◆ WHAT IS ASKED:
Repeat the entire listing exactly as written.

◆ RECORD LIST:
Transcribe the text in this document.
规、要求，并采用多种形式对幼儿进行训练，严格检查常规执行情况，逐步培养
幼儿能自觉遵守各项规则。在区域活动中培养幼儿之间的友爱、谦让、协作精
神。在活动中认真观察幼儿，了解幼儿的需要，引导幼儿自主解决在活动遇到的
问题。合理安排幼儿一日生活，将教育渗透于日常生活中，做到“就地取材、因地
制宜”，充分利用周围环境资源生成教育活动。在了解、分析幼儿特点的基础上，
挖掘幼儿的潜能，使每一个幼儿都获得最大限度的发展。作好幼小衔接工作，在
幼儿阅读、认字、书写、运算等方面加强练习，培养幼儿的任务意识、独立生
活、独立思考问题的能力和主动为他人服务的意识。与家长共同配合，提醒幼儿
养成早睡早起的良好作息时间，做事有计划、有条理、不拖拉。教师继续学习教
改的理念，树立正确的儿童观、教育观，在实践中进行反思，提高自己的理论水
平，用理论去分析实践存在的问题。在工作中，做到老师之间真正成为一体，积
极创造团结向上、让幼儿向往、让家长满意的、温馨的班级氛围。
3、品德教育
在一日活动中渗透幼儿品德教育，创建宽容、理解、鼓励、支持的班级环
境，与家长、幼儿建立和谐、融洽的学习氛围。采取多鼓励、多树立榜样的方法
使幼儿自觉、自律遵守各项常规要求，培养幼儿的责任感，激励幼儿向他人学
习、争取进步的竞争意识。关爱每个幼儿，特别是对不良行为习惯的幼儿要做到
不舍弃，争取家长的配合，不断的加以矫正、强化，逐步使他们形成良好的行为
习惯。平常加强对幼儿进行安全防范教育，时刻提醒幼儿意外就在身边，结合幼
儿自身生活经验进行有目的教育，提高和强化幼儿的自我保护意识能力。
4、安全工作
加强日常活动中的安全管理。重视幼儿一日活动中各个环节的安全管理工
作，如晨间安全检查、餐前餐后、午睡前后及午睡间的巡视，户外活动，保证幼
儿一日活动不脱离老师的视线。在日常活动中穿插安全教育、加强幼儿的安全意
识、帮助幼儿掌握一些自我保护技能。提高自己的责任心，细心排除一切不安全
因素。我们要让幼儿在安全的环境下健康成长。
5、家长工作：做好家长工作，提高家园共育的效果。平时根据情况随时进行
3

◆ ANSWER TO THE EXERCISE:
Transcribe the text in this document.
规、要求，并采用多种形式对幼儿进行训练，严格检查常规执行情况，逐步培养
幼儿能自觉遵守各项规则。在区域活动中培养幼儿之间的友爱、谦让、协作精
神。在活动中认真观察幼儿，了解幼儿的需要，引导幼儿自主解决在活动遇到的
问题。合理安排幼儿一日生活，将教育渗透于日常生活中，做到“就地取材、因地
制宜”，充分利用周围环境资源生成教育活动。在了解、分析幼儿特点的基础上，
挖掘幼儿的潜能，使每一个幼儿都获得最大限度的发展。作好幼小衔接工作，在
幼儿阅读、认字、书写、运算等方面加强练习，培养幼儿的任务意识、独立生
活、独立思考问题的能力和主动为他人服务的意识。与家长共同配合，提醒幼儿
养成早睡早起的良好作息时间，做事有计划、有条理、不拖拉。教师继续学习教
改的理念，树立正确的儿童观、教育观，在实践中进行反思，提高自己的理论水
平，用理论去分析实践存在的问题。在工作中，做到老师之间真正成为一体，积
极创造团结向上、让幼儿向往、让家长满意的、温馨的班级氛围。
3、品德教育
在一日活动中渗透幼儿品德教育，创建宽容、理解、鼓励、支持的班级环
境，与家长、幼儿建立和谐、融洽的学习氛围。采取多鼓励、多树立榜样的方法
使幼儿自觉、自律遵守各项常规要求，培养幼儿的责任感，激励幼儿向他人学
习、争取进步的竞争意识。关爱每个幼儿，特别是对不良行为习惯的幼儿要做到
不舍弃，争取家长的配合，不断的加以矫正、强化，逐步使他们形成良好的行为
习惯。平常加强对幼儿进行安全防范教育，时刻提醒幼儿意外就在身边，结合幼
儿自身生活经验进行有目的教育，提高和强化幼儿的自我保护意识能力。
4、安全工作
加强日常活动中的安全管理。重视幼儿一日活动中各个环节的安全管理工
作，如晨间安全检查、餐前餐后、午睡前后及午睡间的巡视，户外活动，保证幼
儿一日活动不脱离老师的视线。在日常活动中穿插安全教育、加强幼儿的安全意
识、帮助幼儿掌握一些自我保护技能。提高自己的责任心，细心排除一切不安全
因素。我们要让幼儿在安全的环境下健康成长。
5、家长工作：做好家长工作，提高家园共育的效果。平时根据情况随时进行
3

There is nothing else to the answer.